(YOUR INSTRUCTIONS): Set down all of the data exactly as it appears.

--- BEGIN RECORDS FOR PROCESSING ---

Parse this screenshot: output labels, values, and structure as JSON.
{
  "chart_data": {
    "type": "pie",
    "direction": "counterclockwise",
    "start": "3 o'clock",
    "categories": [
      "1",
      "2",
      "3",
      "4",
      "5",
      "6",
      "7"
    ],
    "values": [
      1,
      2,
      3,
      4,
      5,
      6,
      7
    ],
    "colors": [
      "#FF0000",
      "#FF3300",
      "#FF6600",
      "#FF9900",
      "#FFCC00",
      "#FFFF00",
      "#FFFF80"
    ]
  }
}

--- END RECORDS FOR PROCESSING ---

(REPLY TO THE TASK):
Parse this screenshot: output labels, values, and structure as JSON.
{
  "chart_data": {
    "type": "pie",
    "direction": "counterclockwise",
    "start": "3 o'clock",
    "categories": [
      "1",
      "2",
      "3",
      "4",
      "5",
      "6",
      "7"
    ],
    "values": [
      1,
      2,
      3,
      4,
      5,
      6,
      7
    ],
    "colors": [
      "#FF0000",
      "#FF3300",
      "#FF6600",
      "#FF9900",
      "#FFCC00",
      "#FFFF00",
      "#FFFF80"
    ]
  }
}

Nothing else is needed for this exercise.